■ **Exercise directions**: The records below hold pictures; please leave those out and retype the rest exactly.

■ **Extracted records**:
--- BEGIN ---

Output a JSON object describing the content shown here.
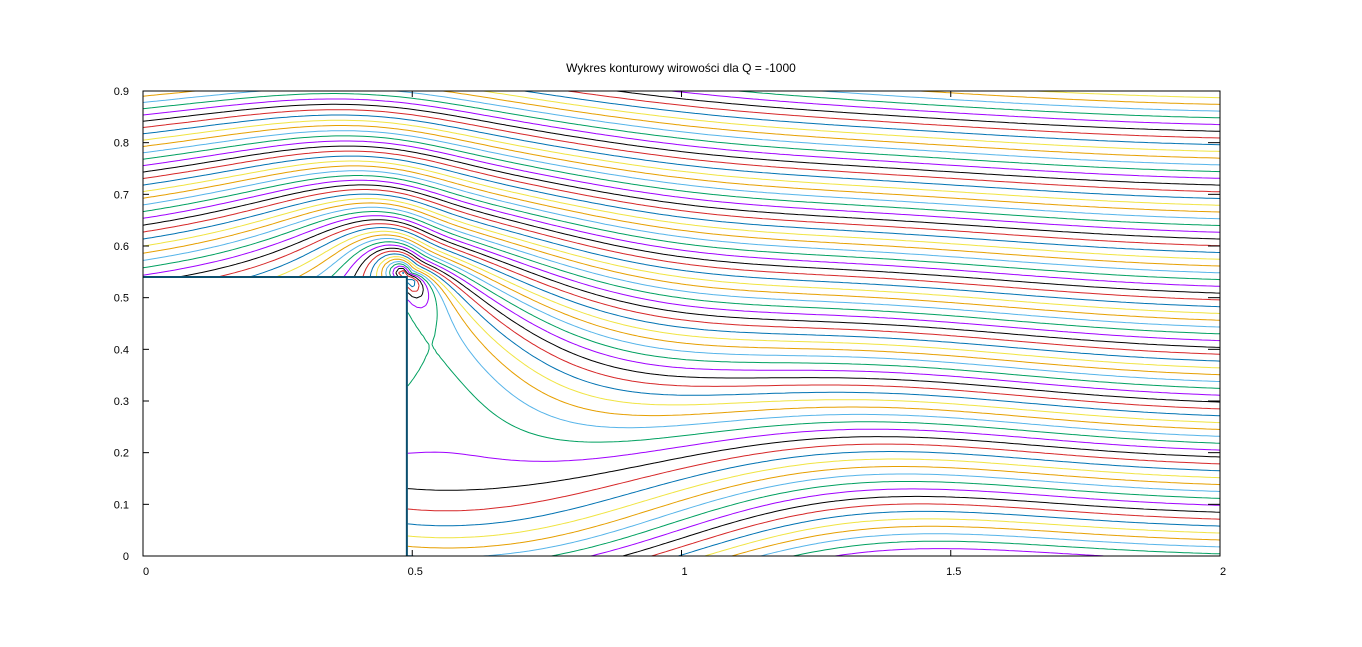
{
  "chart_data": {
    "type": "contour",
    "title": "Wykres konturowy wirowości dla Q = -1000",
    "xlabel": "",
    "ylabel": "",
    "xlim": [
      0,
      2
    ],
    "ylim": [
      0,
      0.9
    ],
    "x_ticks": [
      0,
      0.5,
      1,
      1.5,
      2
    ],
    "x_tick_labels": [
      "0",
      "0.5",
      "1",
      "1.5",
      "2"
    ],
    "y_ticks": [
      0,
      0.1,
      0.2,
      0.3,
      0.4,
      0.5,
      0.6,
      0.7,
      0.8,
      0.9
    ],
    "y_tick_labels": [
      "0",
      "0.1",
      "0.2",
      "0.3",
      "0.4",
      "0.5",
      "0.6",
      "0.7",
      "0.8",
      "0.9"
    ],
    "grid": false,
    "legend": "none",
    "colors": [
      "#a000ff",
      "#00a060",
      "#56b4e9",
      "#e69f00",
      "#f0e442",
      "#0072b2",
      "#d62728",
      "#000000"
    ],
    "obstacle": {
      "x_range": [
        0,
        0.49
      ],
      "y_range": [
        0,
        0.54
      ]
    },
    "vortex_center": [
      0.49,
      0.54
    ],
    "saddle_point": [
      0.92,
      0.2
    ]
  }
}
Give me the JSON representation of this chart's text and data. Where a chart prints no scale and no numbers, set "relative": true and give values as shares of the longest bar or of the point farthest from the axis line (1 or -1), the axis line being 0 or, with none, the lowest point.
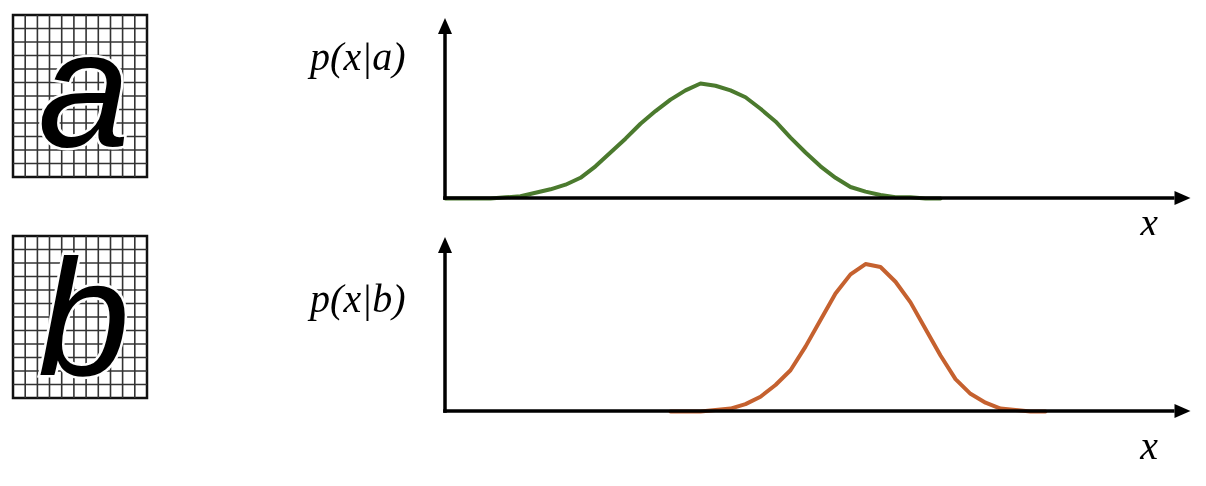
{
  "chart_data": [
    {
      "type": "line",
      "ylabel": "p(x|a)",
      "xlabel": "x",
      "relative": true,
      "annotations": [
        "a"
      ],
      "categories": [
        null,
        null,
        null,
        null,
        null,
        null,
        null,
        null,
        null,
        null,
        null,
        null,
        null,
        null,
        null,
        null,
        null,
        null,
        null,
        null,
        null,
        null,
        null,
        null,
        null,
        null,
        null,
        null,
        null,
        null,
        null,
        null,
        null,
        null,
        null,
        null,
        null,
        null,
        null,
        null,
        null,
        null,
        null,
        null,
        null,
        null,
        null,
        null,
        null,
        null
      ],
      "series": [
        {
          "color": "#4b7a2e",
          "values": [
            0,
            0,
            0,
            0,
            0.01,
            0.02,
            0.05,
            0.08,
            0.12,
            0.18,
            0.28,
            0.4,
            0.52,
            0.65,
            0.76,
            0.86,
            0.94,
            1,
            0.98,
            0.94,
            0.88,
            0.78,
            0.67,
            0.53,
            0.4,
            0.28,
            0.18,
            0.1,
            0.06,
            0.03,
            0.01,
            0.01,
            0,
            0,
            null,
            null,
            null,
            null,
            null,
            null,
            null,
            null,
            null,
            null,
            null,
            null,
            null,
            null,
            null,
            null
          ]
        }
      ]
    },
    {
      "type": "line",
      "ylabel": "p(x|b)",
      "xlabel": "x",
      "relative": true,
      "annotations": [
        "b"
      ],
      "categories": [
        null,
        null,
        null,
        null,
        null,
        null,
        null,
        null,
        null,
        null,
        null,
        null,
        null,
        null,
        null,
        null,
        null,
        null,
        null,
        null,
        null,
        null,
        null,
        null,
        null,
        null,
        null,
        null,
        null,
        null,
        null,
        null,
        null,
        null,
        null,
        null,
        null,
        null,
        null,
        null,
        null,
        null,
        null,
        null,
        null,
        null,
        null,
        null,
        null,
        null
      ],
      "series": [
        {
          "color": "#c5612f",
          "values": [
            null,
            null,
            null,
            null,
            null,
            null,
            null,
            null,
            null,
            null,
            null,
            null,
            null,
            null,
            null,
            0,
            0,
            0,
            0.01,
            0.02,
            0.05,
            0.1,
            0.18,
            0.28,
            0.44,
            0.62,
            0.8,
            0.93,
            1,
            0.98,
            0.88,
            0.74,
            0.56,
            0.38,
            0.22,
            0.12,
            0.06,
            0.02,
            0.01,
            0,
            0,
            null,
            null,
            null,
            null,
            null,
            null,
            null,
            null,
            null
          ]
        }
      ]
    }
  ]
}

--- END ---

■ **Response to the task**:
Output a JSON object describing the content shown here.
{
  "chart_data": {
    "type": "contour",
    "title": "Wykres konturowy wirowości dla Q = -1000",
    "xlabel": "",
    "ylabel": "",
    "xlim": [
      0,
      2
    ],
    "ylim": [
      0,
      0.9
    ],
    "x_ticks": [
      0,
      0.5,
      1,
      1.5,
      2
    ],
    "x_tick_labels": [
      "0",
      "0.5",
      "1",
      "1.5",
      "2"
    ],
    "y_ticks": [
      0,
      0.1,
      0.2,
      0.3,
      0.4,
      0.5,
      0.6,
      0.7,
      0.8,
      0.9
    ],
    "y_tick_labels": [
      "0",
      "0.1",
      "0.2",
      "0.3",
      "0.4",
      "0.5",
      "0.6",
      "0.7",
      "0.8",
      "0.9"
    ],
    "grid": false,
    "legend": "none",
    "colors": [
      "#a000ff",
      "#00a060",
      "#56b4e9",
      "#e69f00",
      "#f0e442",
      "#0072b2",
      "#d62728",
      "#000000"
    ],
    "obstacle": {
      "x_range": [
        0,
        0.49
      ],
      "y_range": [
        0,
        0.54
      ]
    },
    "vortex_center": [
      0.49,
      0.54
    ],
    "saddle_point": [
      0.92,
      0.2
    ]
  }
}
Give me the JSON representation of this chart's text and data. Where a chart prints no scale and no numbers, set "relative": true and give values as shares of the longest bar or of the point farthest from the axis line (1 or -1), the axis line being 0 or, with none, the lowest point.
{
  "chart_data": [
    {
      "type": "line",
      "ylabel": "p(x|a)",
      "xlabel": "x",
      "relative": true,
      "annotations": [
        "a"
      ],
      "categories": [
        null,
        null,
        null,
        null,
        null,
        null,
        null,
        null,
        null,
        null,
        null,
        null,
        null,
        null,
        null,
        null,
        null,
        null,
        null,
        null,
        null,
        null,
        null,
        null,
        null,
        null,
        null,
        null,
        null,
        null,
        null,
        null,
        null,
        null,
        null,
        null,
        null,
        null,
        null,
        null,
        null,
        null,
        null,
        null,
        null,
        null,
        null,
        null,
        null,
        null
      ],
      "series": [
        {
          "color": "#4b7a2e",
          "values": [
            0,
            0,
            0,
            0,
            0.01,
            0.02,
            0.05,
            0.08,
            0.12,
            0.18,
            0.28,
            0.4,
            0.52,
            0.65,
            0.76,
            0.86,
            0.94,
            1,
            0.98,
            0.94,
            0.88,
            0.78,
            0.67,
            0.53,
            0.4,
            0.28,
            0.18,
            0.1,
            0.06,
            0.03,
            0.01,
            0.01,
            0,
            0,
            null,
            null,
            null,
            null,
            null,
            null,
            null,
            null,
            null,
            null,
            null,
            null,
            null,
            null,
            null,
            null
          ]
        }
      ]
    },
    {
      "type": "line",
      "ylabel": "p(x|b)",
      "xlabel": "x",
      "relative": true,
      "annotations": [
        "b"
      ],
      "categories": [
        null,
        null,
        null,
        null,
        null,
        null,
        null,
        null,
        null,
        null,
        null,
        null,
        null,
        null,
        null,
        null,
        null,
        null,
        null,
        null,
        null,
        null,
        null,
        null,
        null,
        null,
        null,
        null,
        null,
        null,
        null,
        null,
        null,
        null,
        null,
        null,
        null,
        null,
        null,
        null,
        null,
        null,
        null,
        null,
        null,
        null,
        null,
        null,
        null,
        null
      ],
      "series": [
        {
          "color": "#c5612f",
          "values": [
            null,
            null,
            null,
            null,
            null,
            null,
            null,
            null,
            null,
            null,
            null,
            null,
            null,
            null,
            null,
            0,
            0,
            0,
            0.01,
            0.02,
            0.05,
            0.1,
            0.18,
            0.28,
            0.44,
            0.62,
            0.8,
            0.93,
            1,
            0.98,
            0.88,
            0.74,
            0.56,
            0.38,
            0.22,
            0.12,
            0.06,
            0.02,
            0.01,
            0,
            0,
            null,
            null,
            null,
            null,
            null,
            null,
            null,
            null,
            null
          ]
        }
      ]
    }
  ]
}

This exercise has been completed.